Exercise instructions – Copy out the listing exactly.
----- Information given -----
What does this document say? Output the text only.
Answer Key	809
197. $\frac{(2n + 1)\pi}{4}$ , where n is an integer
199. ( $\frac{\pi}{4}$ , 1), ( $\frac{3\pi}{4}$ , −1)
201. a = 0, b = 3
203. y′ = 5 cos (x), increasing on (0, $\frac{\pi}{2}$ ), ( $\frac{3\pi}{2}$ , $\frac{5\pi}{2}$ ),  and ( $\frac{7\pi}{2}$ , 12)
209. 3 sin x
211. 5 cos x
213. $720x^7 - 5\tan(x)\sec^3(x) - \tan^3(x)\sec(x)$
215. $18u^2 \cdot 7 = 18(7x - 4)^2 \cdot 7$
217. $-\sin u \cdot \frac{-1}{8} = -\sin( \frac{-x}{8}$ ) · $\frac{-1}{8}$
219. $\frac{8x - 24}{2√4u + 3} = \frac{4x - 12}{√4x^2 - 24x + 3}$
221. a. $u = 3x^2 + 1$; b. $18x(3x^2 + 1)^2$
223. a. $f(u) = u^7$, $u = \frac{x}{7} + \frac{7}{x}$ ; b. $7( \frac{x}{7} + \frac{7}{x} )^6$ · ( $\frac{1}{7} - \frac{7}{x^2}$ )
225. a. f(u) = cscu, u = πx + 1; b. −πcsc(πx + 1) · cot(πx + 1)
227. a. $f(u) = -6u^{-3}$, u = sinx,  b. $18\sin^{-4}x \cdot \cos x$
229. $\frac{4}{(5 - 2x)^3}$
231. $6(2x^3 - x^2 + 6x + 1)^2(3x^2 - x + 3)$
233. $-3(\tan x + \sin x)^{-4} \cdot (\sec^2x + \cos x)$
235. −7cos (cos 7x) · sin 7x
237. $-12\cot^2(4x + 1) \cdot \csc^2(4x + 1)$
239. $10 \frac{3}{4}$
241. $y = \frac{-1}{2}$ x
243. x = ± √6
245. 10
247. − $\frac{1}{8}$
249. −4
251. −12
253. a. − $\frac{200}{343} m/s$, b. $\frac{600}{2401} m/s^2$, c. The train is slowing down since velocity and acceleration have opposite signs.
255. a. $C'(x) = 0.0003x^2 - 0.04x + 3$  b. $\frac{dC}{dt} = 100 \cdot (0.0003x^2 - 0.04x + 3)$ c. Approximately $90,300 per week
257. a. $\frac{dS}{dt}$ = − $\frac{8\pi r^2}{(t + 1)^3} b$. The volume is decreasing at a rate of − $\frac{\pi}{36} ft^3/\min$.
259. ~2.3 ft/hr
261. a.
-----
Output of the exercise –
What does this document say? Output the text only.
Answer Key	809
197. $\frac{(2n + 1)\pi}{4}$ , where n is an integer
199. ( $\frac{\pi}{4}$ , 1), ( $\frac{3\pi}{4}$ , −1)
201. a = 0, b = 3
203. y′ = 5 cos (x), increasing on (0, $\frac{\pi}{2}$ ), ( $\frac{3\pi}{2}$ , $\frac{5\pi}{2}$ ),  and ( $\frac{7\pi}{2}$ , 12)
209. 3 sin x
211. 5 cos x
213. $720x^7 - 5\tan(x)\sec^3(x) - \tan^3(x)\sec(x)$
215. $18u^2 \cdot 7 = 18(7x - 4)^2 \cdot 7$
217. $-\sin u \cdot \frac{-1}{8} = -\sin( \frac{-x}{8}$ ) · $\frac{-1}{8}$
219. $\frac{8x - 24}{2√4u + 3} = \frac{4x - 12}{√4x^2 - 24x + 3}$
221. a. $u = 3x^2 + 1$; b. $18x(3x^2 + 1)^2$
223. a. $f(u) = u^7$, $u = \frac{x}{7} + \frac{7}{x}$ ; b. $7( \frac{x}{7} + \frac{7}{x} )^6$ · ( $\frac{1}{7} - \frac{7}{x^2}$ )
225. a. f(u) = cscu, u = πx + 1; b. −πcsc(πx + 1) · cot(πx + 1)
227. a. $f(u) = -6u^{-3}$, u = sinx,  b. $18\sin^{-4}x \cdot \cos x$
229. $\frac{4}{(5 - 2x)^3}$
231. $6(2x^3 - x^2 + 6x + 1)^2(3x^2 - x + 3)$
233. $-3(\tan x + \sin x)^{-4} \cdot (\sec^2x + \cos x)$
235. −7cos (cos 7x) · sin 7x
237. $-12\cot^2(4x + 1) \cdot \csc^2(4x + 1)$
239. $10 \frac{3}{4}$
241. $y = \frac{-1}{2}$ x
243. x = ± √6
245. 10
247. − $\frac{1}{8}$
249. −4
251. −12
253. a. − $\frac{200}{343} m/s$, b. $\frac{600}{2401} m/s^2$, c. The train is slowing down since velocity and acceleration have opposite signs.
255. a. $C'(x) = 0.0003x^2 - 0.04x + 3$  b. $\frac{dC}{dt} = 100 \cdot (0.0003x^2 - 0.04x + 3)$ c. Approximately $90,300 per week
257. a. $\frac{dS}{dt}$ = − $\frac{8\pi r^2}{(t + 1)^3} b$. The volume is decreasing at a rate of − $\frac{\pi}{36} ft^3/\min$.
259. ~2.3 ft/hr
261. a.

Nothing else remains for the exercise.